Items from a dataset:
------

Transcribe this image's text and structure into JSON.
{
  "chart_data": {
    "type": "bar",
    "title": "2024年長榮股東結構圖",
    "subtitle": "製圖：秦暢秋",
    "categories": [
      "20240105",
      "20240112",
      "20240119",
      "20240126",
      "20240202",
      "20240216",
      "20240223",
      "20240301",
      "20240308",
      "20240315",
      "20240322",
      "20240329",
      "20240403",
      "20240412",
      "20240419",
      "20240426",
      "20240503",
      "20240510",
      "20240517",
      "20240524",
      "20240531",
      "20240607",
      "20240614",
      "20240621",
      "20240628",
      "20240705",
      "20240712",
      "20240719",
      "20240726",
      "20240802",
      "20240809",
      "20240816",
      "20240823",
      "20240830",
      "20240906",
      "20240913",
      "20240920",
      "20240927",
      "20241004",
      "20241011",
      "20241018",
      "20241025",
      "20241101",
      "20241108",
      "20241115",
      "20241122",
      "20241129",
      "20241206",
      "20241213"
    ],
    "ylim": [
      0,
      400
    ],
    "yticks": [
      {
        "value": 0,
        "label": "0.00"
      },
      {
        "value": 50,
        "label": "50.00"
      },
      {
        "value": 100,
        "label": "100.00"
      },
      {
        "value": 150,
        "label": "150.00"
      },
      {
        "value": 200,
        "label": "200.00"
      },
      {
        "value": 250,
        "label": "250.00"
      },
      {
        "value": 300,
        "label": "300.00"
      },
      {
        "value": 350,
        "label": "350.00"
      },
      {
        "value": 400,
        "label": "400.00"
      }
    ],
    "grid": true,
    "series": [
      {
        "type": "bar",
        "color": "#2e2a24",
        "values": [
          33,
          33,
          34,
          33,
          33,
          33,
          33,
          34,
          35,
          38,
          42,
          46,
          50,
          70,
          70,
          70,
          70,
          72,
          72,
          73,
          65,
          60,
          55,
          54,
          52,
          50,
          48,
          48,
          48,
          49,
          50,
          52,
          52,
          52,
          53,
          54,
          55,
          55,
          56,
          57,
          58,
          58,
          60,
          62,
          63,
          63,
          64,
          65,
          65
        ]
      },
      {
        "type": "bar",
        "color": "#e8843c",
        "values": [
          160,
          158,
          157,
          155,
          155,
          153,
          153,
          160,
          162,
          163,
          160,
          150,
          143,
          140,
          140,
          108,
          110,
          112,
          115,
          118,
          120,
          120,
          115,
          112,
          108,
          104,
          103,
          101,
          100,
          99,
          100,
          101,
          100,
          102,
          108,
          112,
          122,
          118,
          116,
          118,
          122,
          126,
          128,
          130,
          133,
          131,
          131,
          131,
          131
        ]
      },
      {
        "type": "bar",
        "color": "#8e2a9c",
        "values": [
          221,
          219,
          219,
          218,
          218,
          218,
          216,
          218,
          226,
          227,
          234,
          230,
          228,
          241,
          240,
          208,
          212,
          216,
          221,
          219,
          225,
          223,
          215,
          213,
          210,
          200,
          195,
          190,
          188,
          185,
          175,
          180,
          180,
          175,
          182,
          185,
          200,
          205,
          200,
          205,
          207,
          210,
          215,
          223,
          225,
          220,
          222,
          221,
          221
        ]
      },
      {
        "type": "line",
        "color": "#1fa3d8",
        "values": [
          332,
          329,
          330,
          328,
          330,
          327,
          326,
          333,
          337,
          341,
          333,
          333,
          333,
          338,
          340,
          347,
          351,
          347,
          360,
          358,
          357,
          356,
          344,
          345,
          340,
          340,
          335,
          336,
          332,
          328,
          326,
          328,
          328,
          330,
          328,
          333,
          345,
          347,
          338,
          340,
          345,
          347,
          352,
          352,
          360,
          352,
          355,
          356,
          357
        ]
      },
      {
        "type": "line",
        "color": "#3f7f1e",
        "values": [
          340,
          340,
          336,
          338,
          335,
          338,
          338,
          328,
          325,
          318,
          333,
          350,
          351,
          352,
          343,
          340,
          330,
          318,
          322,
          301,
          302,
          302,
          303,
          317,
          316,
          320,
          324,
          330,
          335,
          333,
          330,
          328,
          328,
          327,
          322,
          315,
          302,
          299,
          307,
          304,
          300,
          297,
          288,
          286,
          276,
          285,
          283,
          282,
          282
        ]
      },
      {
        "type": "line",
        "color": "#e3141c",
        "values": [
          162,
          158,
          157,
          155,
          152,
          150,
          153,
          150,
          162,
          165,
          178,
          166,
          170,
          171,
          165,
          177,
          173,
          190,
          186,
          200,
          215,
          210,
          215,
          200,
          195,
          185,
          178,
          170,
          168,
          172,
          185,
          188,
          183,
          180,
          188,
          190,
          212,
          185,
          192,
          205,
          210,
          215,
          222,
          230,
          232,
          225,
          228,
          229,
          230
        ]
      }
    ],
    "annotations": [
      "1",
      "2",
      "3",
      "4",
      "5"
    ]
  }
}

------

- Do this -
Copy every line of the records word for word.

- Finished answer -
Transcribe this image's text and structure into JSON.
{
  "chart_data": {
    "type": "bar",
    "title": "2024年長榮股東結構圖",
    "subtitle": "製圖：秦暢秋",
    "categories": [
      "20240105",
      "20240112",
      "20240119",
      "20240126",
      "20240202",
      "20240216",
      "20240223",
      "20240301",
      "20240308",
      "20240315",
      "20240322",
      "20240329",
      "20240403",
      "20240412",
      "20240419",
      "20240426",
      "20240503",
      "20240510",
      "20240517",
      "20240524",
      "20240531",
      "20240607",
      "20240614",
      "20240621",
      "20240628",
      "20240705",
      "20240712",
      "20240719",
      "20240726",
      "20240802",
      "20240809",
      "20240816",
      "20240823",
      "20240830",
      "20240906",
      "20240913",
      "20240920",
      "20240927",
      "20241004",
      "20241011",
      "20241018",
      "20241025",
      "20241101",
      "20241108",
      "20241115",
      "20241122",
      "20241129",
      "20241206",
      "20241213"
    ],
    "ylim": [
      0,
      400
    ],
    "yticks": [
      {
        "value": 0,
        "label": "0.00"
      },
      {
        "value": 50,
        "label": "50.00"
      },
      {
        "value": 100,
        "label": "100.00"
      },
      {
        "value": 150,
        "label": "150.00"
      },
      {
        "value": 200,
        "label": "200.00"
      },
      {
        "value": 250,
        "label": "250.00"
      },
      {
        "value": 300,
        "label": "300.00"
      },
      {
        "value": 350,
        "label": "350.00"
      },
      {
        "value": 400,
        "label": "400.00"
      }
    ],
    "grid": true,
    "series": [
      {
        "type": "bar",
        "color": "#2e2a24",
        "values": [
          33,
          33,
          34,
          33,
          33,
          33,
          33,
          34,
          35,
          38,
          42,
          46,
          50,
          70,
          70,
          70,
          70,
          72,
          72,
          73,
          65,
          60,
          55,
          54,
          52,
          50,
          48,
          48,
          48,
          49,
          50,
          52,
          52,
          52,
          53,
          54,
          55,
          55,
          56,
          57,
          58,
          58,
          60,
          62,
          63,
          63,
          64,
          65,
          65
        ]
      },
      {
        "type": "bar",
        "color": "#e8843c",
        "values": [
          160,
          158,
          157,
          155,
          155,
          153,
          153,
          160,
          162,
          163,
          160,
          150,
          143,
          140,
          140,
          108,
          110,
          112,
          115,
          118,
          120,
          120,
          115,
          112,
          108,
          104,
          103,
          101,
          100,
          99,
          100,
          101,
          100,
          102,
          108,
          112,
          122,
          118,
          116,
          118,
          122,
          126,
          128,
          130,
          133,
          131,
          131,
          131,
          131
        ]
      },
      {
        "type": "bar",
        "color": "#8e2a9c",
        "values": [
          221,
          219,
          219,
          218,
          218,
          218,
          216,
          218,
          226,
          227,
          234,
          230,
          228,
          241,
          240,
          208,
          212,
          216,
          221,
          219,
          225,
          223,
          215,
          213,
          210,
          200,
          195,
          190,
          188,
          185,
          175,
          180,
          180,
          175,
          182,
          185,
          200,
          205,
          200,
          205,
          207,
          210,
          215,
          223,
          225,
          220,
          222,
          221,
          221
        ]
      },
      {
        "type": "line",
        "color": "#1fa3d8",
        "values": [
          332,
          329,
          330,
          328,
          330,
          327,
          326,
          333,
          337,
          341,
          333,
          333,
          333,
          338,
          340,
          347,
          351,
          347,
          360,
          358,
          357,
          356,
          344,
          345,
          340,
          340,
          335,
          336,
          332,
          328,
          326,
          328,
          328,
          330,
          328,
          333,
          345,
          347,
          338,
          340,
          345,
          347,
          352,
          352,
          360,
          352,
          355,
          356,
          357
        ]
      },
      {
        "type": "line",
        "color": "#3f7f1e",
        "values": [
          340,
          340,
          336,
          338,
          335,
          338,
          338,
          328,
          325,
          318,
          333,
          350,
          351,
          352,
          343,
          340,
          330,
          318,
          322,
          301,
          302,
          302,
          303,
          317,
          316,
          320,
          324,
          330,
          335,
          333,
          330,
          328,
          328,
          327,
          322,
          315,
          302,
          299,
          307,
          304,
          300,
          297,
          288,
          286,
          276,
          285,
          283,
          282,
          282
        ]
      },
      {
        "type": "line",
        "color": "#e3141c",
        "values": [
          162,
          158,
          157,
          155,
          152,
          150,
          153,
          150,
          162,
          165,
          178,
          166,
          170,
          171,
          165,
          177,
          173,
          190,
          186,
          200,
          215,
          210,
          215,
          200,
          195,
          185,
          178,
          170,
          168,
          172,
          185,
          188,
          183,
          180,
          188,
          190,
          212,
          185,
          192,
          205,
          210,
          215,
          222,
          230,
          232,
          225,
          228,
          229,
          230
        ]
      }
    ],
    "annotations": [
      "1",
      "2",
      "3",
      "4",
      "5"
    ]
  }
}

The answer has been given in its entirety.